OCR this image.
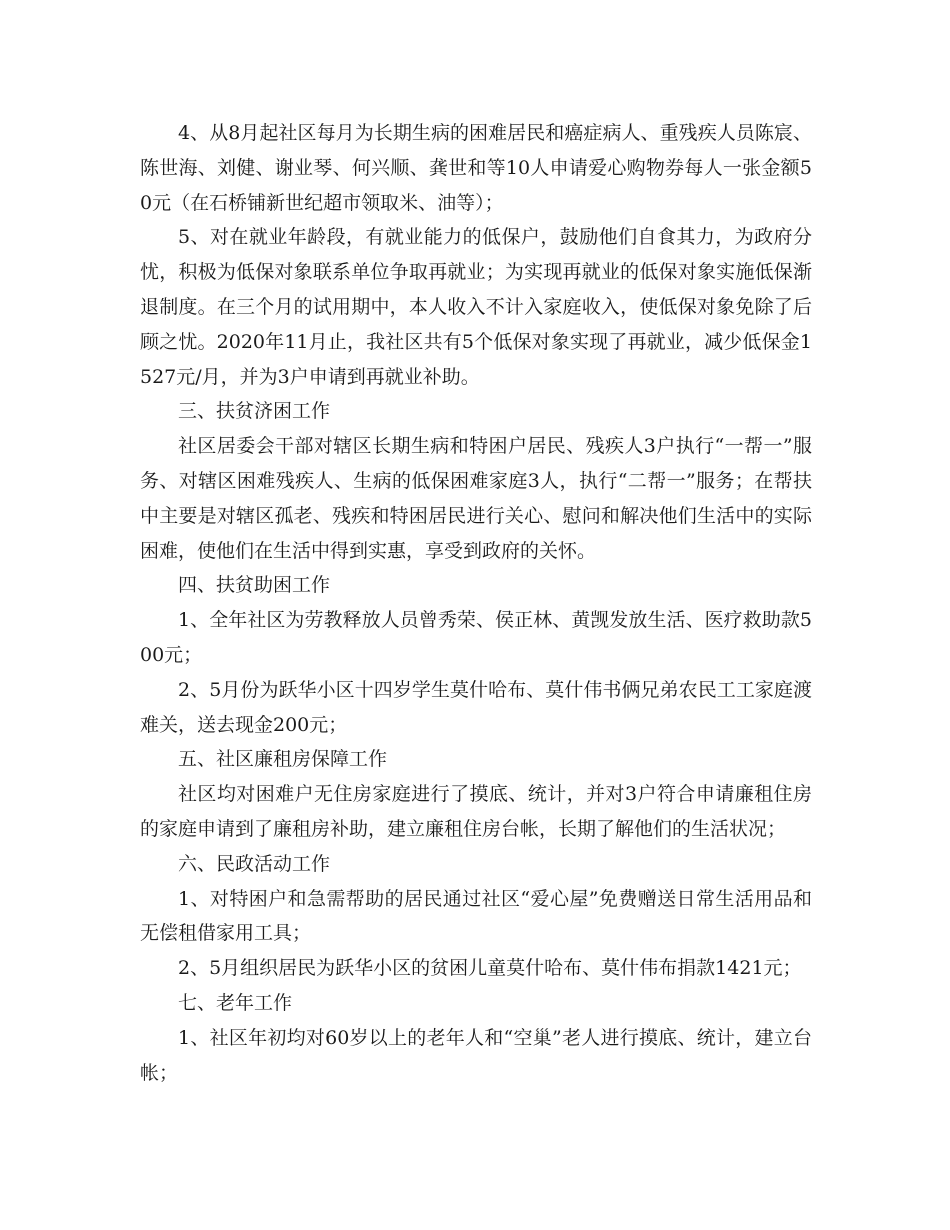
4、从8月起社区每月为长期生病的困难居民和癌症病人、重残疾人员陈宸、陈世海、刘健、谢业琴、何兴顺、龚世和等10人申请爱心购物券每人一张金额50元（在石桥铺新世纪超市领取米、油等）；

5、对在就业年龄段，有就业能力的低保户，鼓励他们自食其力，为政府分忧，积极为低保对象联系单位争取再就业；为实现再就业的低保对象实施低保渐退制度。在三个月的试用期中，本人收入不计入家庭收入，使低保对象免除了后顾之忧。2020年11月止，我社区共有5个低保对象实现了再就业，减少低保金1527元/月，并为3户申请到再就业补助。

三、扶贫济困工作

社区居委会干部对辖区长期生病和特困户居民、残疾人3户执行“一帮一”服务、对辖区困难残疾人、生病的低保困难家庭3人，执行“二帮一”服务；在帮扶中主要是对辖区孤老、残疾和特困居民进行关心、慰问和解决他们生活中的实际困难，使他们在生活中得到实惠，享受到政府的关怀。

四、扶贫助困工作

1、全年社区为劳教释放人员曾秀荣、侯正林、黄觊发放生活、医疗救助款500元；

2、5月份为跃华小区十四岁学生莫什哈布、莫什伟书俩兄弟农民工工家庭渡难关，送去现金200元；

五、社区廉租房保障工作

社区均对困难户无住房家庭进行了摸底、统计，并对3户符合申请廉租住房的家庭申请到了廉租房补助，建立廉租住房台帐，长期了解他们的生活状况；

六、民政活动工作

1、对特困户和急需帮助的居民通过社区“爱心屋”免费赠送日常生活用品和无偿租借家用工具；

2、5月组织居民为跃华小区的贫困儿童莫什哈布、莫什伟布捐款1421元；

七、老年工作

1、社区年初均对60岁以上的老年人和“空巢”老人进行摸底、统计，建立台帐；
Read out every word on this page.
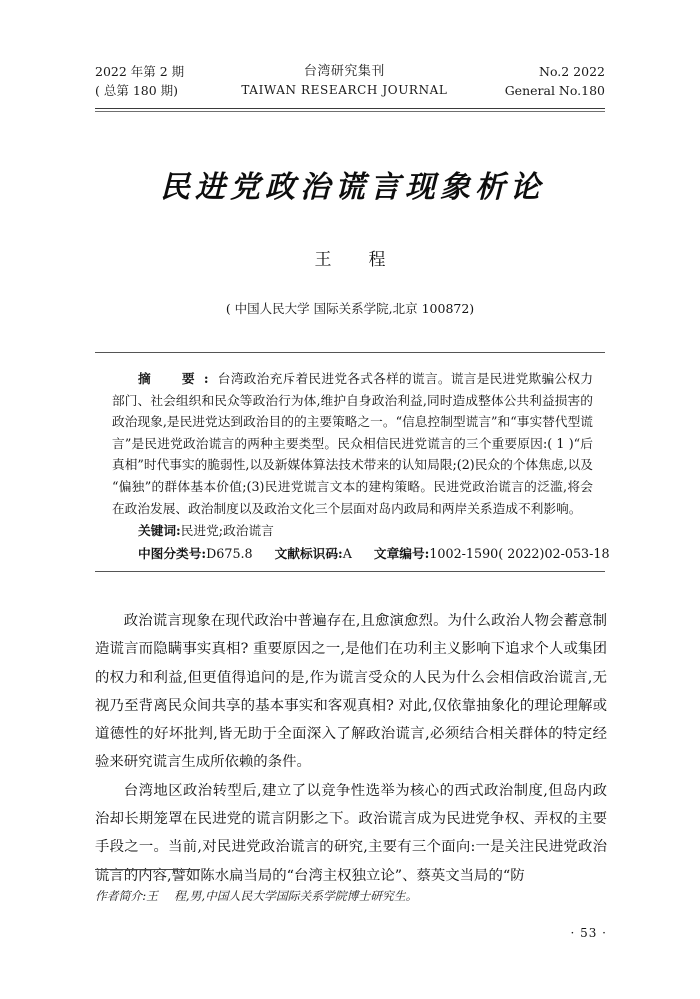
2022 年第 2 期
( 总第 180 期)
台湾研究集刊
TAIWAN RESEARCH JOURNAL
No.2 2022
General No.180
民进党政治谎言现象析论
王　程
( 中国人民大学 国际关系学院,北京 100872)
摘　要:台湾政治充斥着民进党各式各样的谎言。谎言是民进党欺骗公权力部门、社会组织和民众等政治行为体,维护自身政治利益,同时造成整体公共利益损害的政治现象,是民进党达到政治目的的主要策略之一。“信息控制型谎言”和“事实替代型谎言”是民进党政治谎言的两种主要类型。民众相信民进党谎言的三个重要原因:( 1 )“后真相”时代事实的脆弱性,以及新媒体算法技术带来的认知局限;(2)民众的个体焦虑,以及“偏独”的群体基本价值;(3)民进党谎言文本的建构策略。民进党政治谎言的泛滥,将会在政治发展、政治制度以及政治文化三个层面对岛内政局和两岸关系造成不利影响。
关键词:民进党;政治谎言
中图分类号:D675.8 文献标识码:A 文章编号:1002-1590( 2022)02-053-18

政治谎言现象在现代政治中普遍存在,且愈演愈烈。为什么政治人物会蓄意制造谎言而隐瞒事实真相? 重要原因之一,是他们在功利主义影响下追求个人或集团的权力和利益,但更值得追问的是,作为谎言受众的人民为什么会相信政治谎言,无视乃至背离民众间共享的基本事实和客观真相? 对此,仅依靠抽象化的理论理解或道德性的好坏批判,皆无助于全面深入了解政治谎言,必须结合相关群体的特定经验来研究谎言生成所依赖的条件。

台湾地区政治转型后,建立了以竞争性选举为核心的西式政治制度,但岛内政治却长期笼罩在民进党的谎言阴影之下。政治谎言成为民进党争权、弄权的主要手段之一。当前,对民进党政治谎言的研究,主要有三个面向:一是关注民进党政治谎言的内容,譬如陈水扁当局的“台湾主权独立论”、蔡英文当局的“防

作者简介:王 程,男,中国人民大学国际关系学院博士研究生。
· 53 ·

══════

■ THE PROBLEM:
Working from the material above, transcribe it exactly while omitting pictures.

■ WRITTEN SOLUTION:
OCR this image.
4、从8月起社区每月为长期生病的困难居民和癌症病人、重残疾人员陈宸、陈世海、刘健、谢业琴、何兴顺、龚世和等10人申请爱心购物券每人一张金额50元（在石桥铺新世纪超市领取米、油等）；

5、对在就业年龄段，有就业能力的低保户，鼓励他们自食其力，为政府分忧，积极为低保对象联系单位争取再就业；为实现再就业的低保对象实施低保渐退制度。在三个月的试用期中，本人收入不计入家庭收入，使低保对象免除了后顾之忧。2020年11月止，我社区共有5个低保对象实现了再就业，减少低保金1527元/月，并为3户申请到再就业补助。

三、扶贫济困工作

社区居委会干部对辖区长期生病和特困户居民、残疾人3户执行“一帮一”服务、对辖区困难残疾人、生病的低保困难家庭3人，执行“二帮一”服务；在帮扶中主要是对辖区孤老、残疾和特困居民进行关心、慰问和解决他们生活中的实际困难，使他们在生活中得到实惠，享受到政府的关怀。

四、扶贫助困工作

1、全年社区为劳教释放人员曾秀荣、侯正林、黄觊发放生活、医疗救助款500元；

2、5月份为跃华小区十四岁学生莫什哈布、莫什伟书俩兄弟农民工工家庭渡难关，送去现金200元；

五、社区廉租房保障工作

社区均对困难户无住房家庭进行了摸底、统计，并对3户符合申请廉租住房的家庭申请到了廉租房补助，建立廉租住房台帐，长期了解他们的生活状况；

六、民政活动工作

1、对特困户和急需帮助的居民通过社区“爱心屋”免费赠送日常生活用品和无偿租借家用工具；

2、5月组织居民为跃华小区的贫困儿童莫什哈布、莫什伟布捐款1421元；

七、老年工作

1、社区年初均对60岁以上的老年人和“空巢”老人进行摸底、统计，建立台帐；
Read out every word on this page.
2022 年第 2 期
( 总第 180 期)
台湾研究集刊
TAIWAN RESEARCH JOURNAL
No.2 2022
General No.180
民进党政治谎言现象析论
王　程
( 中国人民大学 国际关系学院,北京 100872)
摘　要:台湾政治充斥着民进党各式各样的谎言。谎言是民进党欺骗公权力部门、社会组织和民众等政治行为体,维护自身政治利益,同时造成整体公共利益损害的政治现象,是民进党达到政治目的的主要策略之一。“信息控制型谎言”和“事实替代型谎言”是民进党政治谎言的两种主要类型。民众相信民进党谎言的三个重要原因:( 1 )“后真相”时代事实的脆弱性,以及新媒体算法技术带来的认知局限;(2)民众的个体焦虑,以及“偏独”的群体基本价值;(3)民进党谎言文本的建构策略。民进党政治谎言的泛滥,将会在政治发展、政治制度以及政治文化三个层面对岛内政局和两岸关系造成不利影响。
关键词:民进党;政治谎言
中图分类号:D675.8 文献标识码:A 文章编号:1002-1590( 2022)02-053-18

政治谎言现象在现代政治中普遍存在,且愈演愈烈。为什么政治人物会蓄意制造谎言而隐瞒事实真相? 重要原因之一,是他们在功利主义影响下追求个人或集团的权力和利益,但更值得追问的是,作为谎言受众的人民为什么会相信政治谎言,无视乃至背离民众间共享的基本事实和客观真相? 对此,仅依靠抽象化的理论理解或道德性的好坏批判,皆无助于全面深入了解政治谎言,必须结合相关群体的特定经验来研究谎言生成所依赖的条件。

台湾地区政治转型后,建立了以竞争性选举为核心的西式政治制度,但岛内政治却长期笼罩在民进党的谎言阴影之下。政治谎言成为民进党争权、弄权的主要手段之一。当前,对民进党政治谎言的研究,主要有三个面向:一是关注民进党政治谎言的内容,譬如陈水扁当局的“台湾主权独立论”、蔡英文当局的“防

作者简介:王 程,男,中国人民大学国际关系学院博士研究生。
· 53 ·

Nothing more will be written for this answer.